**Input**
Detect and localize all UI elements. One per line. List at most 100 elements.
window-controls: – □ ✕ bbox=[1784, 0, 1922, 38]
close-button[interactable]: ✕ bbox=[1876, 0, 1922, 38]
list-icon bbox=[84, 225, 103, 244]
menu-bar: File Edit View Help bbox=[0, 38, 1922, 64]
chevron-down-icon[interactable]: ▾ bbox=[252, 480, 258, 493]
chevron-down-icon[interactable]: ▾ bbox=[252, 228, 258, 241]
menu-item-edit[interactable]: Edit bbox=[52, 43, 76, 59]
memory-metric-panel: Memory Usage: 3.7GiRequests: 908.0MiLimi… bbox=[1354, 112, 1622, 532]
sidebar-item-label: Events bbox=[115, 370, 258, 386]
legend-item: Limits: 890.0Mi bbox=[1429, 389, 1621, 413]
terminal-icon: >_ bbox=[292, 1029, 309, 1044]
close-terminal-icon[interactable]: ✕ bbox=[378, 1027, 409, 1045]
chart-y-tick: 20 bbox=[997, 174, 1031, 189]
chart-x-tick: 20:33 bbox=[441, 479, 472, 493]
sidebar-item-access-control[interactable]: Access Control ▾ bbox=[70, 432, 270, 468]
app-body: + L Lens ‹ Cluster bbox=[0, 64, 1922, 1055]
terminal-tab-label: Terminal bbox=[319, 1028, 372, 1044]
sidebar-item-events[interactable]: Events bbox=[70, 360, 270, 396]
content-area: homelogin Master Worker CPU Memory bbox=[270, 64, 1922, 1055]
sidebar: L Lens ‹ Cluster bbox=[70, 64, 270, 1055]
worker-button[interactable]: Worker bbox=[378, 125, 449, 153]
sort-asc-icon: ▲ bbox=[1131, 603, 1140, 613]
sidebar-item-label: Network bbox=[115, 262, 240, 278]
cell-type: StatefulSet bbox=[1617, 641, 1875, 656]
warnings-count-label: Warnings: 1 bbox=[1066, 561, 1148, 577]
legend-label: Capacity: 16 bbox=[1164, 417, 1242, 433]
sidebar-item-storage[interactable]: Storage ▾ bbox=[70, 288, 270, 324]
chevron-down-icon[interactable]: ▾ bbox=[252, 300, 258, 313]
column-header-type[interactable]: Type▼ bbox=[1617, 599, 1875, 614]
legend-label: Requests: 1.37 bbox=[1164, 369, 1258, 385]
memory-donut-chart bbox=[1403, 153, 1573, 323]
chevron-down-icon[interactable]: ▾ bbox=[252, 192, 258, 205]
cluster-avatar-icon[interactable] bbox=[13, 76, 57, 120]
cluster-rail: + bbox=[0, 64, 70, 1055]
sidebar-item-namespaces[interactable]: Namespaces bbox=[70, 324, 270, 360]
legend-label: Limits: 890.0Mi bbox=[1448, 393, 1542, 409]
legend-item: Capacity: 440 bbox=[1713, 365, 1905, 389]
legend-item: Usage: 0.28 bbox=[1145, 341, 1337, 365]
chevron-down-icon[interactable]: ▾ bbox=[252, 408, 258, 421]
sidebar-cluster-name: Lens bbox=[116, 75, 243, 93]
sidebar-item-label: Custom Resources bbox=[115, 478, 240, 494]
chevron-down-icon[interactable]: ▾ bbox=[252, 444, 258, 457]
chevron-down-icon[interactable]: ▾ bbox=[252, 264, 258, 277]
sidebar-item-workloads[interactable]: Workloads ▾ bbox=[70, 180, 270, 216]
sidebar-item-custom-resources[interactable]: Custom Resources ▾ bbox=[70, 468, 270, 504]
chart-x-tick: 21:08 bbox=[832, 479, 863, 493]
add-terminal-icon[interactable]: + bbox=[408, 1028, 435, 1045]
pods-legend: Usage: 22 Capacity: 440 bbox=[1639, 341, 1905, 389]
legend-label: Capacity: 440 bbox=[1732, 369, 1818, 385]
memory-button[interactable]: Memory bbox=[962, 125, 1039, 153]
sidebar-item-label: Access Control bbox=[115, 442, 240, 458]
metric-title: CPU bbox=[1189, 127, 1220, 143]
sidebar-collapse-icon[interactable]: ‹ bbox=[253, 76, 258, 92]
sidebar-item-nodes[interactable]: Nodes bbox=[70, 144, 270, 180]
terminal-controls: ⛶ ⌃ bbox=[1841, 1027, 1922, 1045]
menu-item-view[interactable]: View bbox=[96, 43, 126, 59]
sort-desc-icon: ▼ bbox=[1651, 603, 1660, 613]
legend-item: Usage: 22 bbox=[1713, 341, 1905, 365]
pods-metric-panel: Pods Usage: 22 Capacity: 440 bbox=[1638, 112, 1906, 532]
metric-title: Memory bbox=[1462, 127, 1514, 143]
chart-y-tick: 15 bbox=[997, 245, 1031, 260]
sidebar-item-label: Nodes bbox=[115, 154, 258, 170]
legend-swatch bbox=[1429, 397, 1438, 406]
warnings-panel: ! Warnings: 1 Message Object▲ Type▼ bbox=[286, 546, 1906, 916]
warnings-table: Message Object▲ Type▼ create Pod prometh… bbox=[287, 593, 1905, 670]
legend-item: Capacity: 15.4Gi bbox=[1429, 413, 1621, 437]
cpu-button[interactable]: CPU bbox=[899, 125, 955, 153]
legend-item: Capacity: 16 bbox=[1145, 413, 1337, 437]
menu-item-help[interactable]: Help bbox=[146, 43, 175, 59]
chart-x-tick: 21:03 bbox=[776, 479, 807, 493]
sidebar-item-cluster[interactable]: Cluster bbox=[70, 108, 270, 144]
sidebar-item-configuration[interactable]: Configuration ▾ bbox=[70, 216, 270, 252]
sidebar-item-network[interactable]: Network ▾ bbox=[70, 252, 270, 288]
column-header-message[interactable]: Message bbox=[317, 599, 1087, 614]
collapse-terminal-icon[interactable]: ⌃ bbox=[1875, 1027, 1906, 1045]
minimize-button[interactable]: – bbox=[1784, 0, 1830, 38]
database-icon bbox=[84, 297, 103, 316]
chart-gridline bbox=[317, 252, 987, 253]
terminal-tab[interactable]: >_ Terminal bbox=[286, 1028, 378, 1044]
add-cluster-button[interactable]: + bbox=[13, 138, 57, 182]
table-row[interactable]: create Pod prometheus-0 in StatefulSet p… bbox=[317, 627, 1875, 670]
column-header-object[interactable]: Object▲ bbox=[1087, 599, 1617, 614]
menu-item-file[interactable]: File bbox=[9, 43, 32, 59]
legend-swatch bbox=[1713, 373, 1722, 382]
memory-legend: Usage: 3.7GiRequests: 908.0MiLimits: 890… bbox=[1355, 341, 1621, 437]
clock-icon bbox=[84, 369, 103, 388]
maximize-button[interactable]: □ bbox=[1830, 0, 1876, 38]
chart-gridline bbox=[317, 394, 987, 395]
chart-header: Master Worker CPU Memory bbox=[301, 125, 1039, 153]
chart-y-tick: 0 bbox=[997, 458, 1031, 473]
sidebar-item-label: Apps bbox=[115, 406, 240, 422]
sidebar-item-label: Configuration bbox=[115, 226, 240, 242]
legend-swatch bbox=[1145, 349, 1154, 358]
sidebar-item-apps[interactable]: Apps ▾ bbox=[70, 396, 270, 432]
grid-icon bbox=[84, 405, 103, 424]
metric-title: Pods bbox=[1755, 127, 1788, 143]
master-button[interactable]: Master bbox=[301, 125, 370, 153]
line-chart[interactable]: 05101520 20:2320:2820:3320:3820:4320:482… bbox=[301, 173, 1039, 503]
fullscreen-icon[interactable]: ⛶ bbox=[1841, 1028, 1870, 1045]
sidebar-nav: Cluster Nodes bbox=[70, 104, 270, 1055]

**Task objective**
Give back, unchanged, the stretch of items from the very first line through the line containing "menu-bar: File Edit".

**Answer to the problem**
Detect and localize all UI elements. One per line. List at most 100 elements.
window-controls: – □ ✕ bbox=[1784, 0, 1922, 38]
close-button[interactable]: ✕ bbox=[1876, 0, 1922, 38]
list-icon bbox=[84, 225, 103, 244]
menu-bar: File Edit View Help bbox=[0, 38, 1922, 64]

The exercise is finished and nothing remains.